* [RECORDS SHOWN]:

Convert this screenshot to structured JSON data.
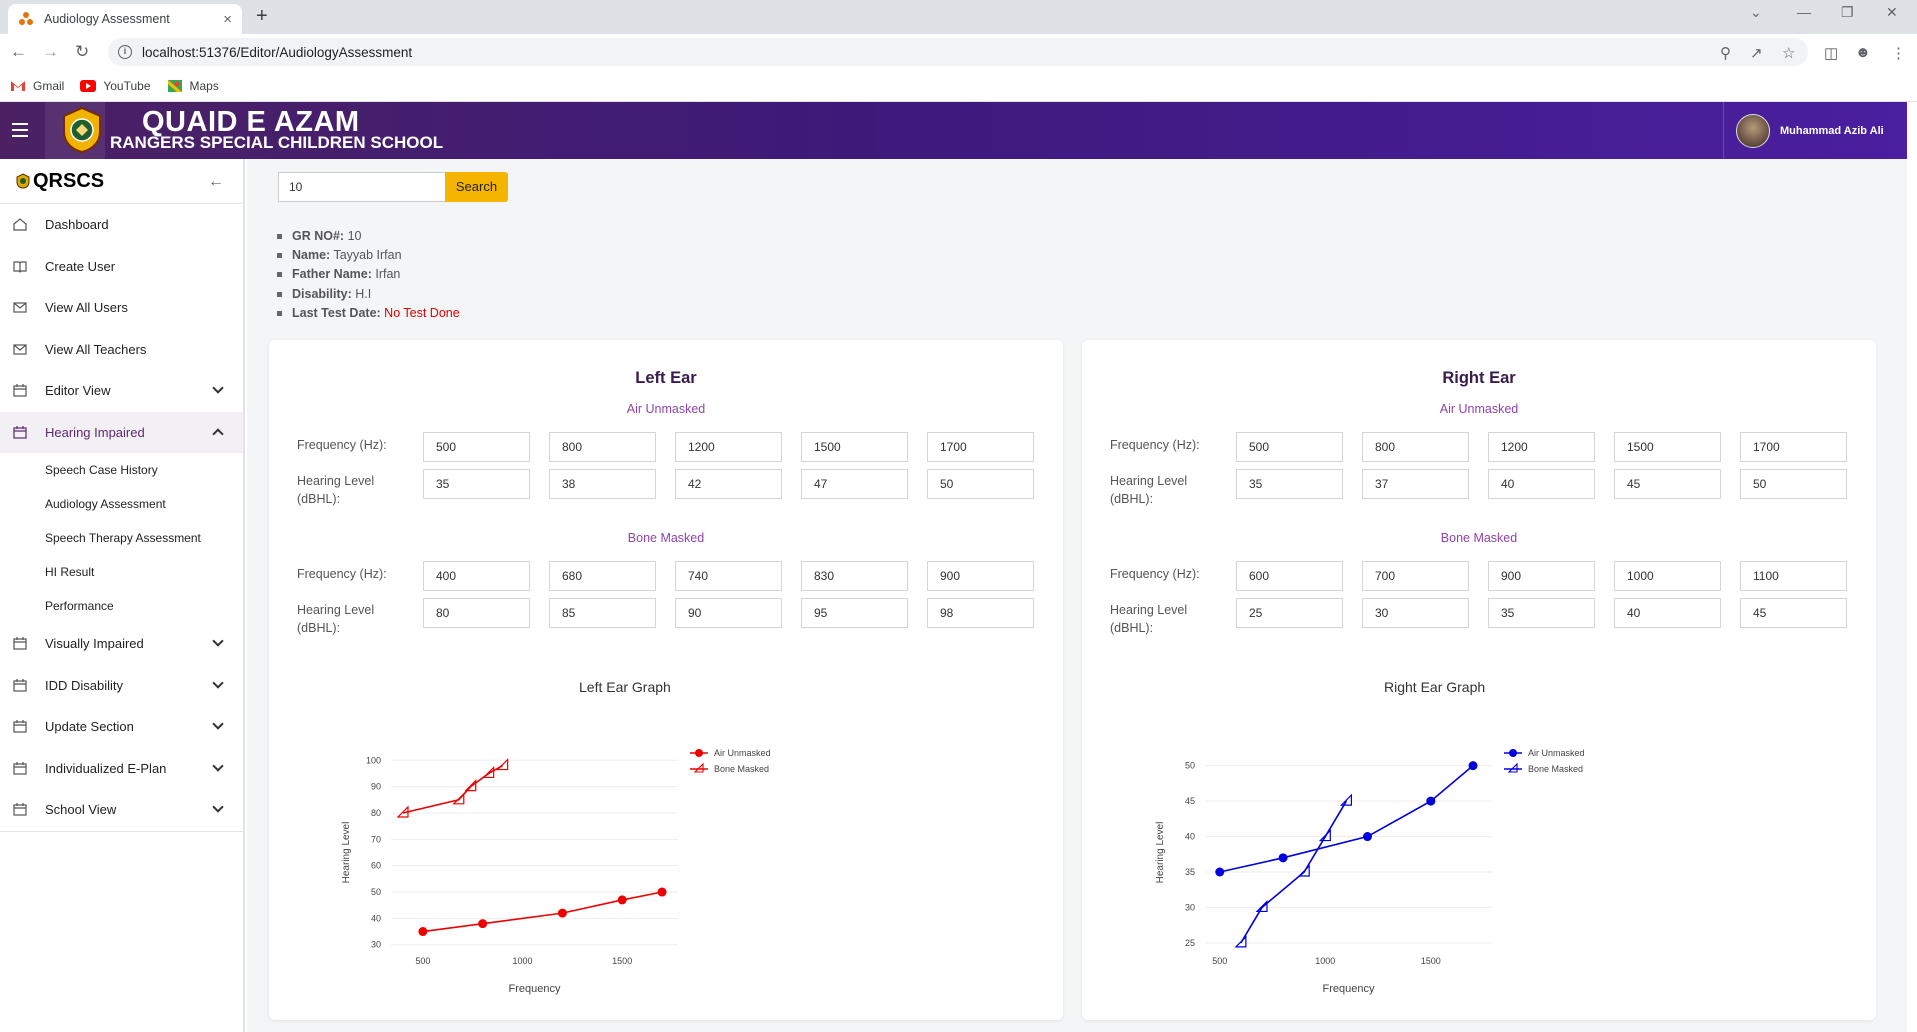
{
  "browser": {
    "tab_title": "Audiology Assessment",
    "tab_close": "×",
    "new_tab": "+",
    "url": "localhost:51376/Editor/AudiologyAssessment",
    "bookmarks": [
      {
        "label": "Gmail"
      },
      {
        "label": "YouTube"
      },
      {
        "label": "Maps"
      }
    ]
  },
  "header": {
    "brand_line1": "QUAID E AZAM",
    "brand_line2": "RANGERS SPECIAL CHILDREN SCHOOL",
    "user_name": "Muhammad Azib Ali"
  },
  "sidebar": {
    "brand": "QRSCS",
    "items": [
      {
        "label": "Dashboard"
      },
      {
        "label": "Create User"
      },
      {
        "label": "View All Users"
      },
      {
        "label": "View All Teachers"
      },
      {
        "label": "Editor View"
      },
      {
        "label": "Hearing Impaired"
      },
      {
        "label": "Visually Impaired"
      },
      {
        "label": "IDD Disability"
      },
      {
        "label": "Update Section"
      },
      {
        "label": "Individualized E-Plan"
      },
      {
        "label": "School View"
      }
    ],
    "sub_items": [
      {
        "label": "Speech Case History"
      },
      {
        "label": "Audiology Assessment"
      },
      {
        "label": "Speech Therapy Assessment"
      },
      {
        "label": "HI Result"
      },
      {
        "label": "Performance"
      }
    ]
  },
  "search": {
    "value": "10",
    "button_label": "Search"
  },
  "student": {
    "gr_label": "GR NO#:",
    "gr_value": "10",
    "name_label": "Name:",
    "name_value": "Tayyab Irfan",
    "father_label": "Father Name:",
    "father_value": "Irfan",
    "disability_label": "Disability:",
    "disability_value": "H.I",
    "last_test_label": "Last Test Date:",
    "last_test_value": "No Test Done"
  },
  "labels": {
    "air": "Air Unmasked",
    "bone": "Bone Masked",
    "freq": "Frequency (Hz):",
    "hearing": "Hearing Level (dBHL):"
  },
  "left_ear": {
    "title": "Left Ear",
    "air_freq": [
      "500",
      "800",
      "1200",
      "1500",
      "1700"
    ],
    "air_level": [
      "35",
      "38",
      "42",
      "47",
      "50"
    ],
    "bone_freq": [
      "400",
      "680",
      "740",
      "830",
      "900"
    ],
    "bone_level": [
      "80",
      "85",
      "90",
      "95",
      "98"
    ],
    "graph_title": "Left Ear Graph"
  },
  "right_ear": {
    "title": "Right Ear",
    "air_freq": [
      "500",
      "800",
      "1200",
      "1500",
      "1700"
    ],
    "air_level": [
      "35",
      "37",
      "40",
      "45",
      "50"
    ],
    "bone_freq": [
      "600",
      "700",
      "900",
      "1000",
      "1100"
    ],
    "bone_level": [
      "25",
      "30",
      "35",
      "40",
      "45"
    ],
    "graph_title": "Right Ear Graph"
  },
  "chart_data": [
    {
      "type": "line",
      "title": "Left Ear Graph",
      "xlabel": "Frequency",
      "ylabel": "Hearing Level",
      "xticks": [
        "500",
        "1000",
        "1500"
      ],
      "yticks": [
        "30",
        "40",
        "50",
        "60",
        "70",
        "80",
        "90",
        "100"
      ],
      "xlim": [
        340,
        1780
      ],
      "ylim": [
        28,
        102
      ],
      "legend": "top-right",
      "color": "#ee0000",
      "series": [
        {
          "name": "Air Unmasked",
          "marker": "circle",
          "x": [
            500,
            800,
            1200,
            1500,
            1700
          ],
          "y": [
            35,
            38,
            42,
            47,
            50
          ]
        },
        {
          "name": "Bone Masked",
          "marker": "open-triangle",
          "x": [
            400,
            680,
            740,
            830,
            900
          ],
          "y": [
            80,
            85,
            90,
            95,
            98
          ]
        }
      ]
    },
    {
      "type": "line",
      "title": "Right Ear Graph",
      "xlabel": "Frequency",
      "ylabel": "Hearing Level",
      "xticks": [
        "500",
        "1000",
        "1500"
      ],
      "yticks": [
        "25",
        "30",
        "35",
        "40",
        "45",
        "50"
      ],
      "xlim": [
        430,
        1790
      ],
      "ylim": [
        24,
        51.5
      ],
      "legend": "top-right",
      "color": "#0000dd",
      "series": [
        {
          "name": "Air Unmasked",
          "marker": "circle",
          "x": [
            500,
            800,
            1200,
            1500,
            1700
          ],
          "y": [
            35,
            37,
            40,
            45,
            50
          ]
        },
        {
          "name": "Bone Masked",
          "marker": "open-triangle",
          "x": [
            600,
            700,
            900,
            1000,
            1100
          ],
          "y": [
            25,
            30,
            35,
            40,
            45
          ]
        }
      ]
    }
  ]
}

* [GIVEN REQUEST]: Restate the data above exactly, stripping out each image.

* [FULL RESPONSE]:
Convert this screenshot to structured JSON data.
{
  "browser": {
    "tab_title": "Audiology Assessment",
    "tab_close": "×",
    "new_tab": "+",
    "url": "localhost:51376/Editor/AudiologyAssessment",
    "bookmarks": [
      {
        "label": "Gmail"
      },
      {
        "label": "YouTube"
      },
      {
        "label": "Maps"
      }
    ]
  },
  "header": {
    "brand_line1": "QUAID E AZAM",
    "brand_line2": "RANGERS SPECIAL CHILDREN SCHOOL",
    "user_name": "Muhammad Azib Ali"
  },
  "sidebar": {
    "brand": "QRSCS",
    "items": [
      {
        "label": "Dashboard"
      },
      {
        "label": "Create User"
      },
      {
        "label": "View All Users"
      },
      {
        "label": "View All Teachers"
      },
      {
        "label": "Editor View"
      },
      {
        "label": "Hearing Impaired"
      },
      {
        "label": "Visually Impaired"
      },
      {
        "label": "IDD Disability"
      },
      {
        "label": "Update Section"
      },
      {
        "label": "Individualized E-Plan"
      },
      {
        "label": "School View"
      }
    ],
    "sub_items": [
      {
        "label": "Speech Case History"
      },
      {
        "label": "Audiology Assessment"
      },
      {
        "label": "Speech Therapy Assessment"
      },
      {
        "label": "HI Result"
      },
      {
        "label": "Performance"
      }
    ]
  },
  "search": {
    "value": "10",
    "button_label": "Search"
  },
  "student": {
    "gr_label": "GR NO#:",
    "gr_value": "10",
    "name_label": "Name:",
    "name_value": "Tayyab Irfan",
    "father_label": "Father Name:",
    "father_value": "Irfan",
    "disability_label": "Disability:",
    "disability_value": "H.I",
    "last_test_label": "Last Test Date:",
    "last_test_value": "No Test Done"
  },
  "labels": {
    "air": "Air Unmasked",
    "bone": "Bone Masked",
    "freq": "Frequency (Hz):",
    "hearing": "Hearing Level (dBHL):"
  },
  "left_ear": {
    "title": "Left Ear",
    "air_freq": [
      "500",
      "800",
      "1200",
      "1500",
      "1700"
    ],
    "air_level": [
      "35",
      "38",
      "42",
      "47",
      "50"
    ],
    "bone_freq": [
      "400",
      "680",
      "740",
      "830",
      "900"
    ],
    "bone_level": [
      "80",
      "85",
      "90",
      "95",
      "98"
    ],
    "graph_title": "Left Ear Graph"
  },
  "right_ear": {
    "title": "Right Ear",
    "air_freq": [
      "500",
      "800",
      "1200",
      "1500",
      "1700"
    ],
    "air_level": [
      "35",
      "37",
      "40",
      "45",
      "50"
    ],
    "bone_freq": [
      "600",
      "700",
      "900",
      "1000",
      "1100"
    ],
    "bone_level": [
      "25",
      "30",
      "35",
      "40",
      "45"
    ],
    "graph_title": "Right Ear Graph"
  },
  "chart_data": [
    {
      "type": "line",
      "title": "Left Ear Graph",
      "xlabel": "Frequency",
      "ylabel": "Hearing Level",
      "xticks": [
        "500",
        "1000",
        "1500"
      ],
      "yticks": [
        "30",
        "40",
        "50",
        "60",
        "70",
        "80",
        "90",
        "100"
      ],
      "xlim": [
        340,
        1780
      ],
      "ylim": [
        28,
        102
      ],
      "legend": "top-right",
      "color": "#ee0000",
      "series": [
        {
          "name": "Air Unmasked",
          "marker": "circle",
          "x": [
            500,
            800,
            1200,
            1500,
            1700
          ],
          "y": [
            35,
            38,
            42,
            47,
            50
          ]
        },
        {
          "name": "Bone Masked",
          "marker": "open-triangle",
          "x": [
            400,
            680,
            740,
            830,
            900
          ],
          "y": [
            80,
            85,
            90,
            95,
            98
          ]
        }
      ]
    },
    {
      "type": "line",
      "title": "Right Ear Graph",
      "xlabel": "Frequency",
      "ylabel": "Hearing Level",
      "xticks": [
        "500",
        "1000",
        "1500"
      ],
      "yticks": [
        "25",
        "30",
        "35",
        "40",
        "45",
        "50"
      ],
      "xlim": [
        430,
        1790
      ],
      "ylim": [
        24,
        51.5
      ],
      "legend": "top-right",
      "color": "#0000dd",
      "series": [
        {
          "name": "Air Unmasked",
          "marker": "circle",
          "x": [
            500,
            800,
            1200,
            1500,
            1700
          ],
          "y": [
            35,
            37,
            40,
            45,
            50
          ]
        },
        {
          "name": "Bone Masked",
          "marker": "open-triangle",
          "x": [
            600,
            700,
            900,
            1000,
            1100
          ],
          "y": [
            25,
            30,
            35,
            40,
            45
          ]
        }
      ]
    }
  ]
}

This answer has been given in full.